§ **INSTRUCTION**
Look through the records below and collect all lines that hold the string "cell".
--- DATA TO USE ---
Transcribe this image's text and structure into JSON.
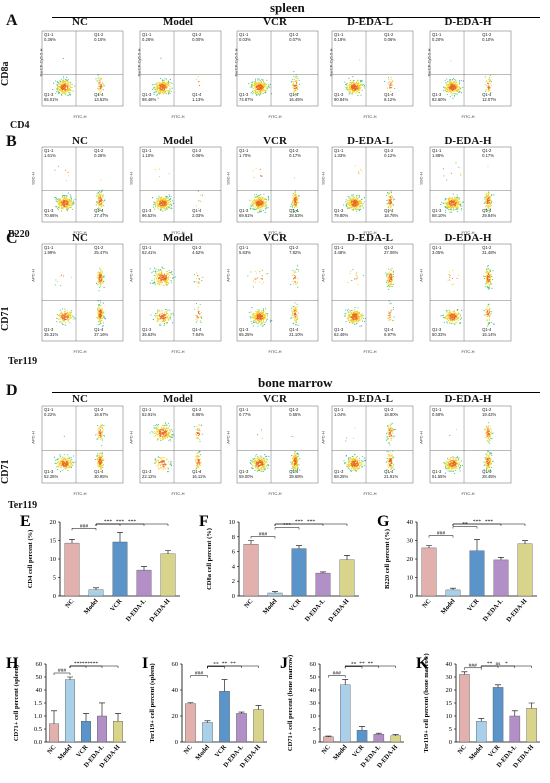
{
  "sections": {
    "spleen": "spleen",
    "bone_marrow": "bone marrow"
  },
  "groups": [
    "NC",
    "Model",
    "VCR",
    "D-EDA-L",
    "D-EDA-H"
  ],
  "panel_letters": [
    "A",
    "B",
    "C",
    "D",
    "E",
    "F",
    "G",
    "H",
    "I",
    "J",
    "K"
  ],
  "axis_labels": {
    "A_y": "CD8a",
    "A_x": "CD4",
    "B_x": "B220",
    "C_y": "CD71",
    "C_x": "Ter119",
    "D_y": "CD71",
    "D_x": "Ter119"
  },
  "facs_axis": {
    "A_x": "FITC-H",
    "A_y": "PerCP-Cy5-5-H",
    "B_x": "FITC-H",
    "B_y": "SSC-H",
    "C_x": "FITC-H",
    "C_y": "APC-H",
    "D_x": "FITC-H",
    "D_y": "APC-H"
  },
  "facs_quadrants": {
    "A": [
      {
        "q1": "Q1-1\n0.36%",
        "q2": "Q1-2\n0.10%",
        "q3": "Q1-3\n65.01%",
        "q4": "Q1-4\n13.52%"
      },
      {
        "q1": "Q1-1\n0.26%",
        "q2": "Q1-2\n0.00%",
        "q3": "Q1-3\n98.48%",
        "q4": "Q1-4\n1.13%"
      },
      {
        "q1": "Q1-1\n0.03%",
        "q2": "Q1-2\n0.07%",
        "q3": "Q1-3\n74.87%",
        "q4": "Q1-4\n16.45%"
      },
      {
        "q1": "Q1-1\n0.18%",
        "q2": "Q1-2\n0.06%",
        "q3": "Q1-3\n90.84%",
        "q4": "Q1-4\n8.12%"
      },
      {
        "q1": "Q1-1\n0.20%",
        "q2": "Q1-2\n0.10%",
        "q3": "Q1-3\n82.60%",
        "q4": "Q1-4\n12.07%"
      }
    ],
    "B": [
      {
        "q1": "Q1-1\n1.61%",
        "q2": "Q1-2\n0.26%",
        "q3": "Q1-3\n70.66%",
        "q4": "Q1-4\n27.47%"
      },
      {
        "q1": "Q1-1\n1.10%",
        "q2": "Q1-2\n0.06%",
        "q3": "Q1-3\n96.52%",
        "q4": "Q1-4\n2.03%"
      },
      {
        "q1": "Q1-1\n1.70%",
        "q2": "Q1-2\n0.17%",
        "q3": "Q1-3\n69.61%",
        "q4": "Q1-4\n28.53%"
      },
      {
        "q1": "Q1-1\n1.33%",
        "q2": "Q1-2\n0.12%",
        "q3": "Q1-3\n79.80%",
        "q4": "Q1-4\n18.76%"
      },
      {
        "q1": "Q1-1\n1.88%",
        "q2": "Q1-2\n0.17%",
        "q3": "Q1-3\n68.10%",
        "q4": "Q1-4\n29.84%"
      }
    ],
    "C": [
      {
        "q1": "Q1-1\n1.99%",
        "q2": "Q1-2\n25.47%",
        "q3": "Q1-3\n35.31%",
        "q4": "Q1-4\n37.16%"
      },
      {
        "q1": "Q1-1\n52.41%",
        "q2": "Q1-2\n4.52%",
        "q3": "Q1-3\n35.63%",
        "q4": "Q1-4\n7.84%"
      },
      {
        "q1": "Q1-1\n5.83%",
        "q2": "Q1-2\n7.82%",
        "q3": "Q1-3\n65.25%",
        "q4": "Q1-4\n21.10%"
      },
      {
        "q1": "Q1-1\n3.48%",
        "q2": "Q1-2\n27.06%",
        "q3": "Q1-3\n62.46%",
        "q4": "Q1-4\n6.97%"
      },
      {
        "q1": "Q1-1\n3.05%",
        "q2": "Q1-2\n31.48%",
        "q3": "Q1-3\n50.33%",
        "q4": "Q1-4\n15.14%"
      }
    ],
    "D": [
      {
        "q1": "Q1-1\n0.22%",
        "q2": "Q1-2\n16.67%",
        "q3": "Q1-3\n52.25%",
        "q4": "Q1-4\n30.85%"
      },
      {
        "q1": "Q1-1\n52.91%",
        "q2": "Q1-2\n8.86%",
        "q3": "Q1-3\n22.12%",
        "q4": "Q1-4\n16.11%"
      },
      {
        "q1": "Q1-1\n0.77%",
        "q2": "Q1-2\n0.55%",
        "q3": "Q1-3\n59.00%",
        "q4": "Q1-4\n39.68%"
      },
      {
        "q1": "Q1-1\n1.04%",
        "q2": "Q1-2\n18.80%",
        "q3": "Q1-3\n58.25%",
        "q4": "Q1-4\n21.91%"
      },
      {
        "q1": "Q1-1\n0.58%",
        "q2": "Q1-2\n19.42%",
        "q3": "Q1-3\n51.55%",
        "q4": "Q1-4\n28.45%"
      }
    ]
  },
  "bar_colors": [
    "#e2b1ae",
    "#a9cfe9",
    "#5b94c9",
    "#b38fc7",
    "#d9d48c"
  ],
  "chart_data": [
    {
      "panel": "E",
      "type": "bar",
      "categories": [
        "NC",
        "Model",
        "VCR",
        "D-EDA-L",
        "D-EDA-H"
      ],
      "values": [
        14.3,
        1.7,
        14.6,
        7.0,
        11.4
      ],
      "errors": [
        1.0,
        0.5,
        2.6,
        1.0,
        0.9
      ],
      "ylabel": "CD4 cell percent (%)",
      "ylim": [
        0,
        20
      ],
      "yticks": [
        "0",
        "5",
        "10",
        "15",
        "20"
      ],
      "sig": [
        "###",
        "***",
        "***",
        "***"
      ]
    },
    {
      "panel": "F",
      "type": "bar",
      "categories": [
        "NC",
        "Model",
        "VCR",
        "D-EDA-L",
        "D-EDA-H"
      ],
      "values": [
        7.0,
        0.4,
        6.4,
        3.1,
        4.9
      ],
      "errors": [
        0.5,
        0.2,
        0.4,
        0.15,
        0.6
      ],
      "ylabel": "CD8a cell percent (%)",
      "ylim": [
        0,
        10
      ],
      "yticks": [
        "0",
        "2",
        "4",
        "6",
        "8",
        "10"
      ],
      "sig": [
        "###",
        "***",
        "***",
        "***"
      ]
    },
    {
      "panel": "G",
      "type": "bar",
      "categories": [
        "NC",
        "Model",
        "VCR",
        "D-EDA-L",
        "D-EDA-H"
      ],
      "values": [
        26.0,
        3.3,
        24.5,
        19.5,
        28.2
      ],
      "errors": [
        1.3,
        0.9,
        6.0,
        1.4,
        1.7
      ],
      "ylabel": "B220 cell percent (%)",
      "ylim": [
        0,
        40
      ],
      "yticks": [
        "0",
        "10",
        "20",
        "30",
        "40"
      ],
      "sig": [
        "###",
        "**",
        "***",
        "***"
      ]
    },
    {
      "panel": "H",
      "type": "bar",
      "categories": [
        "NC",
        "Model",
        "VCR",
        "D-EDA-L",
        "D-EDA-H"
      ],
      "values": [
        0.7,
        48.0,
        0.8,
        1.0,
        0.8
      ],
      "errors": [
        0.5,
        2.0,
        0.3,
        0.6,
        0.3
      ],
      "ylabel": "CD71+ cell percent (spleen)",
      "yticks": [
        "0.0",
        "0.5",
        "1.0",
        "1.5",
        "40",
        "50",
        "60"
      ],
      "sig": [
        "###",
        "***",
        "***",
        "***"
      ]
    },
    {
      "panel": "I",
      "type": "bar",
      "categories": [
        "NC",
        "Model",
        "VCR",
        "D-EDA-L",
        "D-EDA-H"
      ],
      "values": [
        29.5,
        15.0,
        39.0,
        22.0,
        25.0
      ],
      "errors": [
        0.7,
        1.3,
        9.0,
        1.0,
        3.0
      ],
      "ylabel": "Ter119+ cell percent (spleen)",
      "ylim": [
        0,
        60
      ],
      "yticks": [
        "0",
        "20",
        "40",
        "60"
      ],
      "sig": [
        "###",
        "**",
        "**",
        "**"
      ]
    },
    {
      "panel": "J",
      "type": "bar",
      "categories": [
        "NC",
        "Model",
        "VCR",
        "D-EDA-L",
        "D-EDA-H"
      ],
      "values": [
        2.0,
        44.0,
        4.5,
        3.0,
        2.4
      ],
      "errors": [
        0.3,
        4.0,
        1.5,
        0.4,
        0.4
      ],
      "ylabel": "CD71+ cell percent (bone marrow)",
      "yticks": [
        "0",
        "5",
        "10",
        "30",
        "40",
        "50",
        "60"
      ],
      "sig": [
        "###",
        "**",
        "**",
        "**"
      ]
    },
    {
      "panel": "K",
      "type": "bar",
      "categories": [
        "NC",
        "Model",
        "VCR",
        "D-EDA-L",
        "D-EDA-H"
      ],
      "values": [
        32.0,
        8.0,
        22.0,
        10.0,
        13.0
      ],
      "errors": [
        2.0,
        1.0,
        2.0,
        2.0,
        2.0
      ],
      "ylabel": "Ter119+ cell percent (bone marrow)",
      "yticks": [
        "0",
        "5",
        "10",
        "15",
        "20",
        "30",
        "40"
      ],
      "sig": [
        "###",
        "**",
        "ns",
        "*"
      ]
    }
  ]
}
---
§ **EXERCISE RESPONSE**
      "ylabel": "CD4 cell percent (%)",
      "ylabel": "CD8a cell percent (%)",
      "ylabel": "B220 cell percent (%)",
      "ylabel": "CD71+ cell percent (spleen)",
      "ylabel": "Ter119+ cell percent (spleen)",
      "ylabel": "CD71+ cell percent (bone marrow)",
      "ylabel": "Ter119+ cell percent (bone marrow)",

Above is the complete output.